▼
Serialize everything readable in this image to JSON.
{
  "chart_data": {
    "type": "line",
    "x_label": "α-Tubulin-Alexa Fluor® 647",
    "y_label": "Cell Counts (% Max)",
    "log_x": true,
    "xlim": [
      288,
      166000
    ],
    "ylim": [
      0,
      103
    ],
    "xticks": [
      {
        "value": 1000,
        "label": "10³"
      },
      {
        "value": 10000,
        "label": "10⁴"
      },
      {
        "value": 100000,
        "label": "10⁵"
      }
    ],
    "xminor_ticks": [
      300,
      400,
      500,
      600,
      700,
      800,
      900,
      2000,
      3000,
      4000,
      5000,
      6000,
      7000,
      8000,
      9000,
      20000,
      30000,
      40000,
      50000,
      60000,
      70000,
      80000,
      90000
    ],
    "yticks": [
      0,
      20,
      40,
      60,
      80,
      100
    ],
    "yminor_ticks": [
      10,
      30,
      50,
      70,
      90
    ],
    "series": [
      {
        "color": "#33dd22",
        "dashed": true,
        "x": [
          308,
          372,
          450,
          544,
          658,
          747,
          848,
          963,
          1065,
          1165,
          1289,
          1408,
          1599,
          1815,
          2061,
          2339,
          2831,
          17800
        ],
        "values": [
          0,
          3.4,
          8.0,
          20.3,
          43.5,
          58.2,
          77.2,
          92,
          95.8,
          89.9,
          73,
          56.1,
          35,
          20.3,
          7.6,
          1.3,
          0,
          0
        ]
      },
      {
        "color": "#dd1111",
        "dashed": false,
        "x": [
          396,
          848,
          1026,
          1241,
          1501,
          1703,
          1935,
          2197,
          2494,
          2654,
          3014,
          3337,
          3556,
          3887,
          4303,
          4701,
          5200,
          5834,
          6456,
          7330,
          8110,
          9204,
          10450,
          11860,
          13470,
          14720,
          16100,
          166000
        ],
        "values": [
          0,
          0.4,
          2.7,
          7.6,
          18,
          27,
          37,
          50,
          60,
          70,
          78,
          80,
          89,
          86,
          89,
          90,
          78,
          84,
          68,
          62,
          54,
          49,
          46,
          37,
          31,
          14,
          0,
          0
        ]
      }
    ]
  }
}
▲
CHALLENGE -
Each line above is to be repeated exactly.

RESPONSE FOR THIS EXERCISE -
Serialize everything readable in this image to JSON.
{
  "chart_data": {
    "type": "line",
    "x_label": "α-Tubulin-Alexa Fluor® 647",
    "y_label": "Cell Counts (% Max)",
    "log_x": true,
    "xlim": [
      288,
      166000
    ],
    "ylim": [
      0,
      103
    ],
    "xticks": [
      {
        "value": 1000,
        "label": "10³"
      },
      {
        "value": 10000,
        "label": "10⁴"
      },
      {
        "value": 100000,
        "label": "10⁵"
      }
    ],
    "xminor_ticks": [
      300,
      400,
      500,
      600,
      700,
      800,
      900,
      2000,
      3000,
      4000,
      5000,
      6000,
      7000,
      8000,
      9000,
      20000,
      30000,
      40000,
      50000,
      60000,
      70000,
      80000,
      90000
    ],
    "yticks": [
      0,
      20,
      40,
      60,
      80,
      100
    ],
    "yminor_ticks": [
      10,
      30,
      50,
      70,
      90
    ],
    "series": [
      {
        "color": "#33dd22",
        "dashed": true,
        "x": [
          308,
          372,
          450,
          544,
          658,
          747,
          848,
          963,
          1065,
          1165,
          1289,
          1408,
          1599,
          1815,
          2061,
          2339,
          2831,
          17800
        ],
        "values": [
          0,
          3.4,
          8.0,
          20.3,
          43.5,
          58.2,
          77.2,
          92,
          95.8,
          89.9,
          73,
          56.1,
          35,
          20.3,
          7.6,
          1.3,
          0,
          0
        ]
      },
      {
        "color": "#dd1111",
        "dashed": false,
        "x": [
          396,
          848,
          1026,
          1241,
          1501,
          1703,
          1935,
          2197,
          2494,
          2654,
          3014,
          3337,
          3556,
          3887,
          4303,
          4701,
          5200,
          5834,
          6456,
          7330,
          8110,
          9204,
          10450,
          11860,
          13470,
          14720,
          16100,
          166000
        ],
        "values": [
          0,
          0.4,
          2.7,
          7.6,
          18,
          27,
          37,
          50,
          60,
          70,
          78,
          80,
          89,
          86,
          89,
          90,
          78,
          84,
          68,
          62,
          54,
          49,
          46,
          37,
          31,
          14,
          0,
          0
        ]
      }
    ]
  }
}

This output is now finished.